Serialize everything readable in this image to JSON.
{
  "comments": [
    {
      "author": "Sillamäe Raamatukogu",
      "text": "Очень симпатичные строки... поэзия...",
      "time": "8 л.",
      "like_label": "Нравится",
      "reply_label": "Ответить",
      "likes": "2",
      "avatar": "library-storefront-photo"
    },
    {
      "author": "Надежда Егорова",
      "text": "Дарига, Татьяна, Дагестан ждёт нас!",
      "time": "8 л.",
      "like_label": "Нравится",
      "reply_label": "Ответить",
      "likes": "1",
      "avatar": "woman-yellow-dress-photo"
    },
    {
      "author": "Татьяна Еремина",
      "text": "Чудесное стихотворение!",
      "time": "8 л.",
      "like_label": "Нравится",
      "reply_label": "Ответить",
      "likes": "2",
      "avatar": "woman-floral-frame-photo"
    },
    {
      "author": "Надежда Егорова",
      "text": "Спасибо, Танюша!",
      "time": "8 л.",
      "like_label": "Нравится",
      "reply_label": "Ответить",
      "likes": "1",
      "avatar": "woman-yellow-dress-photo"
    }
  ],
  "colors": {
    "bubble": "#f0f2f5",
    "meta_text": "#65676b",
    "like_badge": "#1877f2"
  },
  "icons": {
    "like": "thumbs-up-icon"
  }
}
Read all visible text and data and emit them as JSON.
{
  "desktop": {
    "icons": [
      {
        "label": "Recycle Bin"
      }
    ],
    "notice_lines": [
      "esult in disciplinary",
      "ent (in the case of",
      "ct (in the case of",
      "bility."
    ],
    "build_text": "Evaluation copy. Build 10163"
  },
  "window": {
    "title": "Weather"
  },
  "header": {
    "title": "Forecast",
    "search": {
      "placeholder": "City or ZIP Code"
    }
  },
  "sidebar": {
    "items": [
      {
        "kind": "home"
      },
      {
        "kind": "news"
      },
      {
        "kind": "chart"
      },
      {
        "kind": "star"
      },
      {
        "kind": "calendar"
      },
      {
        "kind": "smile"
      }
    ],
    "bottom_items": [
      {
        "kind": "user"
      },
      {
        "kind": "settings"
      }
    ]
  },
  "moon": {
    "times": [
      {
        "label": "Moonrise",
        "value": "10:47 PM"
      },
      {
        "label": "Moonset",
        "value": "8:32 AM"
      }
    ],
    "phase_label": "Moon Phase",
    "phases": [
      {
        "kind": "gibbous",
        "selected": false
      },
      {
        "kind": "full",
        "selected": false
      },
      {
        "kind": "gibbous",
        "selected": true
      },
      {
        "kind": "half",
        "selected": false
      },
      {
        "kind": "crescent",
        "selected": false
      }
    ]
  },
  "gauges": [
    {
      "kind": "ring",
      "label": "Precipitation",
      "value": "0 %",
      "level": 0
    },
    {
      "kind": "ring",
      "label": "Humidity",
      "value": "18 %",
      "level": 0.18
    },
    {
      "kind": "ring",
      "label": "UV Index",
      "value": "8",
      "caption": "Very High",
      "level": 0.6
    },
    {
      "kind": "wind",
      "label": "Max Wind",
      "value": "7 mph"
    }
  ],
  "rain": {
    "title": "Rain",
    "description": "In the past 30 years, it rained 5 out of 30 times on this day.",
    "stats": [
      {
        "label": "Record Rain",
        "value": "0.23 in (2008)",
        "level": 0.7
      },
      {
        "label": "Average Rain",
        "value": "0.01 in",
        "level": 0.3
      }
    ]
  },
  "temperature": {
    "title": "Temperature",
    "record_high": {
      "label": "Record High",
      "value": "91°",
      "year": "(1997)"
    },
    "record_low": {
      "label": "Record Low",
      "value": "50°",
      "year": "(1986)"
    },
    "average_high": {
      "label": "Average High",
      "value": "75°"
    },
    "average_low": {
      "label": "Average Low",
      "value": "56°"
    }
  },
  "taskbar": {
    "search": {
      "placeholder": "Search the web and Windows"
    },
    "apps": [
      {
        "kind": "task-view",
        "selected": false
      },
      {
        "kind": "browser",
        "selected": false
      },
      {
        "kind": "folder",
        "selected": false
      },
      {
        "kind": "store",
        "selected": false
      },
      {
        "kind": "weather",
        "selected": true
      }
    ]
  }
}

= = = =

| Required task |
Each line in the listing above that contains "times" should be copied.

| Full solution |
    "times": [
    "description": "In the past 30 years, it rained 5 out of 30 times on this day.",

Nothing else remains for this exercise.